Brano scelto:
========

N. 6 – 2007 –
Memorie//Scienza-giuridica
Università
di Genova
I BIZANTINI E LA SACRA GENERALITAS
Rileggere
le Novelle di Giustiniano è sempre un piacere, perché ormai ci
sembra di conoscerle bene. I testi sono, nel complesso, affidabili; le
posizioni dell’imperatore e del suo ministro Triboniano sono state
minuziosamente accertate da studi autorevoli e condivisi, che hanno contribuito
a farci comprendere anche qualche strano aspetto della compilazione. Ora
l’arrivo degli strumenti informatici che stiamo celebrando con questo
Convegno ci consentirà di studiare meglio anche le epitomi bizantine e
così di affrontare temi nuovi, relativi alla lunga tradizione che va
dalle ultime leggi antiche ai codici moderni: e chiedo subito scusa per la mia
debolezza, se parlerò continuando a pensare all’Occidente anche
con il tramite orientale.
Mi
è stato affidato il compito di illustrare lo scopo e le prime
conclusioni della ricerca tuttora in corso a Genova, dove il gruppo guidato da
Mariagrazia Bianchini ha studiato la casistica giudiziaria delle Novelle in
vista di un ideale Corpus Iudiciorum. Ritengo di poter dare per noti i
precedenti del nostro lavoro[1].

========

Dati forniti:
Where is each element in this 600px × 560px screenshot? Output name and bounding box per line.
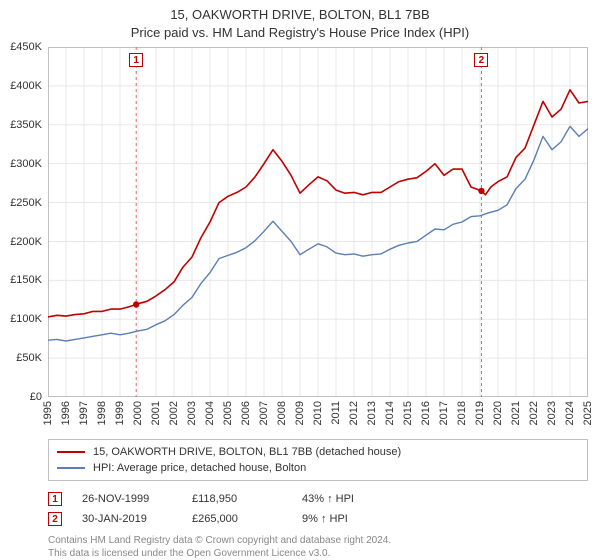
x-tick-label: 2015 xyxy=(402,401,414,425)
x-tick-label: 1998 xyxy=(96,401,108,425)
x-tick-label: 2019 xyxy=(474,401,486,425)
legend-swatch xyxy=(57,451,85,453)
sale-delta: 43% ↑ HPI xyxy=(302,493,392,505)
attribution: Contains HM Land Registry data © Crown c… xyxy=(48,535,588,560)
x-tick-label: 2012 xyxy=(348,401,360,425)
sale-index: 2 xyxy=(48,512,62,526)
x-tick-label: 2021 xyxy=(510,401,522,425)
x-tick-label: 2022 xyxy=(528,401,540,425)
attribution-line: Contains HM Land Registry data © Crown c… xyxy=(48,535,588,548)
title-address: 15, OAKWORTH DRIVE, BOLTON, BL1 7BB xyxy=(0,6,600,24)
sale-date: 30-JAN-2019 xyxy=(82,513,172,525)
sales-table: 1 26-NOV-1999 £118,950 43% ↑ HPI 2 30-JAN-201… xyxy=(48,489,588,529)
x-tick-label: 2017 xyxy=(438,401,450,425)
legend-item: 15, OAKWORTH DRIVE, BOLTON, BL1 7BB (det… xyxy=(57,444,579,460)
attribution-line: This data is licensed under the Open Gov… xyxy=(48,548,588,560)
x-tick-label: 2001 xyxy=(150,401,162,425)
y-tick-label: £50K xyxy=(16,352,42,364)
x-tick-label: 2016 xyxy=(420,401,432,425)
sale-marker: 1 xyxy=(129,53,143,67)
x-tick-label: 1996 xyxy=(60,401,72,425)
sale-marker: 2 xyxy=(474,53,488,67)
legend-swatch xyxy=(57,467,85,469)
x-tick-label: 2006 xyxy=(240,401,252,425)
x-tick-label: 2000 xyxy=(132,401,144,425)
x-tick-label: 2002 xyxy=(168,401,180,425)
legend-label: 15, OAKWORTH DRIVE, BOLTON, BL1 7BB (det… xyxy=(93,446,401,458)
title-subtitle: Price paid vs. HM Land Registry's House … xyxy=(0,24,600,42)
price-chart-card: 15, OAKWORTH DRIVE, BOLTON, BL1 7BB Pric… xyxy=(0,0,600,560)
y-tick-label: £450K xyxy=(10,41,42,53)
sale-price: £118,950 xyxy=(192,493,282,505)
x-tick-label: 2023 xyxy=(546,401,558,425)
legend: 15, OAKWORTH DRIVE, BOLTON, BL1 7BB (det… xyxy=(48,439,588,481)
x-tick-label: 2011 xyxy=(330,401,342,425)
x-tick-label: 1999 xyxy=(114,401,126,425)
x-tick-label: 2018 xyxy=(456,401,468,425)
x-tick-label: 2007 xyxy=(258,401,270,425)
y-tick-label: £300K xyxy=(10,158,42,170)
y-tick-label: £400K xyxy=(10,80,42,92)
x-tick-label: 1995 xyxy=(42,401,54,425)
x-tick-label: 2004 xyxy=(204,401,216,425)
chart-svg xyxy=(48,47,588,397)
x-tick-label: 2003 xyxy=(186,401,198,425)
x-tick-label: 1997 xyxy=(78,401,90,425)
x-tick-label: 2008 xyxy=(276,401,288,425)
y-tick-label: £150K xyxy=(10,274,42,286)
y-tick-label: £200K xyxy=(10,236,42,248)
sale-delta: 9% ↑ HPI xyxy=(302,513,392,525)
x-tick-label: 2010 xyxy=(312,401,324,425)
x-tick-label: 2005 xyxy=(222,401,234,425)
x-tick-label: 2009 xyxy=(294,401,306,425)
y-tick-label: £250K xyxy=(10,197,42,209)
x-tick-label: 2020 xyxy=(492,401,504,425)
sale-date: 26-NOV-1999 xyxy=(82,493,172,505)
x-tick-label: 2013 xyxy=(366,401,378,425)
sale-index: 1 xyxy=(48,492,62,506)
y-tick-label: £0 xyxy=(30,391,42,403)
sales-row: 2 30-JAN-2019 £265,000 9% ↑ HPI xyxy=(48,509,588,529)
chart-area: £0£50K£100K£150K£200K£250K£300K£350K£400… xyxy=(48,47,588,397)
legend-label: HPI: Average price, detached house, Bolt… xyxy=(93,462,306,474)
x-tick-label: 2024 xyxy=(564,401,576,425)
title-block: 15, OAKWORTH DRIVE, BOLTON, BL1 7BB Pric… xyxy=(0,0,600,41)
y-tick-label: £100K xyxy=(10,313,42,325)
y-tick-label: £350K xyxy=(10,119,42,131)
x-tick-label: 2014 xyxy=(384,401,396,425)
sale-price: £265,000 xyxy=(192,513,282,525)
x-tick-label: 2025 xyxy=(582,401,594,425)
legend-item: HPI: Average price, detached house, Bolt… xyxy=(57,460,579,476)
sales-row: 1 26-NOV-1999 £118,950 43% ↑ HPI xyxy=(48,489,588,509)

========

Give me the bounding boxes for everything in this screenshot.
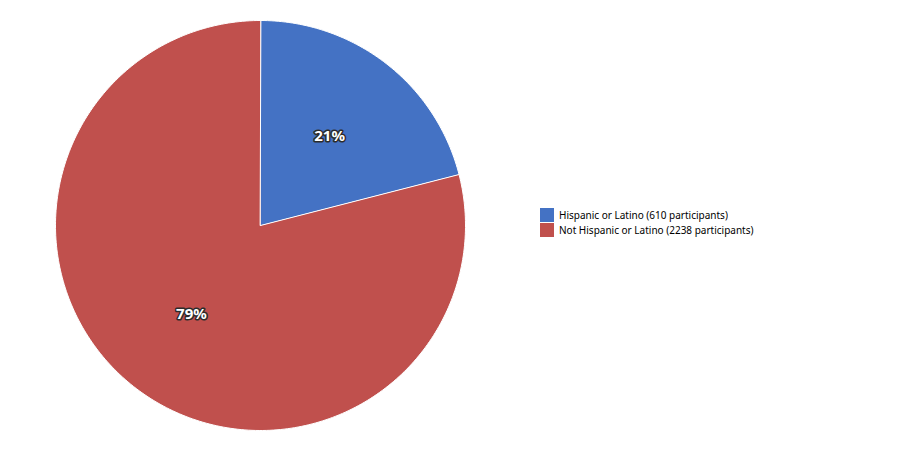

========

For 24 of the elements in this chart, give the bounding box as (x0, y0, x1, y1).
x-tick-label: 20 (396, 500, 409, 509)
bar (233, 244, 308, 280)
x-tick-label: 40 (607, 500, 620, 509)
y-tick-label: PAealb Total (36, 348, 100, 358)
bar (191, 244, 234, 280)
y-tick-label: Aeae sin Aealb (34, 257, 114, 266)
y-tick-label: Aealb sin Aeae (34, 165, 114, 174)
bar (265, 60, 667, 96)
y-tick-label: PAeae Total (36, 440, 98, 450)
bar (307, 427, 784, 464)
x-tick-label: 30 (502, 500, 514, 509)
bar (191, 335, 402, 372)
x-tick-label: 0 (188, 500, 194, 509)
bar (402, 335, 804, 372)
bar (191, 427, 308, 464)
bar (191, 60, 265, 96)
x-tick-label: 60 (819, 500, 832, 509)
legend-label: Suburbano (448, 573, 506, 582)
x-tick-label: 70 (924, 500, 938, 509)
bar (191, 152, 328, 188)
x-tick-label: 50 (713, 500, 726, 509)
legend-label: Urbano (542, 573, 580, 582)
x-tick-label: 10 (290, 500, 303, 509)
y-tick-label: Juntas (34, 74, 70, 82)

========

Istruzioni operative:
A) Riscriva le righe dei record a partire da quella contenente "For 24 of the" fino a quella contenente "y-tick-label: Aealb sin", rinominando "bar" in "barra" e lasciando invariato tutto il resto.
B) Prosegua il testo sulle Novelle di Giustiniano a partire dall'ultima frase riportata.

Elenco risposte:
A)
For 24 of the elements in this chart, give the bounding box as (x0, y0, x1, y1).
x-tick-label: 20 (396, 500, 409, 509)
barra (233, 244, 308, 280)
x-tick-label: 40 (607, 500, 620, 509)
y-tick-label: PAealb Total (36, 348, 100, 358)
barra (191, 244, 234, 280)
y-tick-label: Aeae sin Aealb (34, 257, 114, 266)
y-tick-label: Aealb sin Aeae (34, 165, 114, 174)

B)
In quest’ultima occasione ci si è proposti di esaminare la
sopravvivenza della citazione di casi concreti nella legislazione bizantina
costituita dalle Novelle e dalle loro Epitomi, che a prima vista è tutta
generale. Si dice abitualmente che mentre nell’età classica la
casistica giudiziaria forniva fondamento e contenuti al diritto privato,
nell’età tardoantica essa si riduce a semplice occasione della
legge generale, ovvero a semplice strumento d’appoggio per un legislatore
intento a fornire ai pratici, in maniera sistematica, l’interpretazione e
l’aggiornamento del diritto positivo.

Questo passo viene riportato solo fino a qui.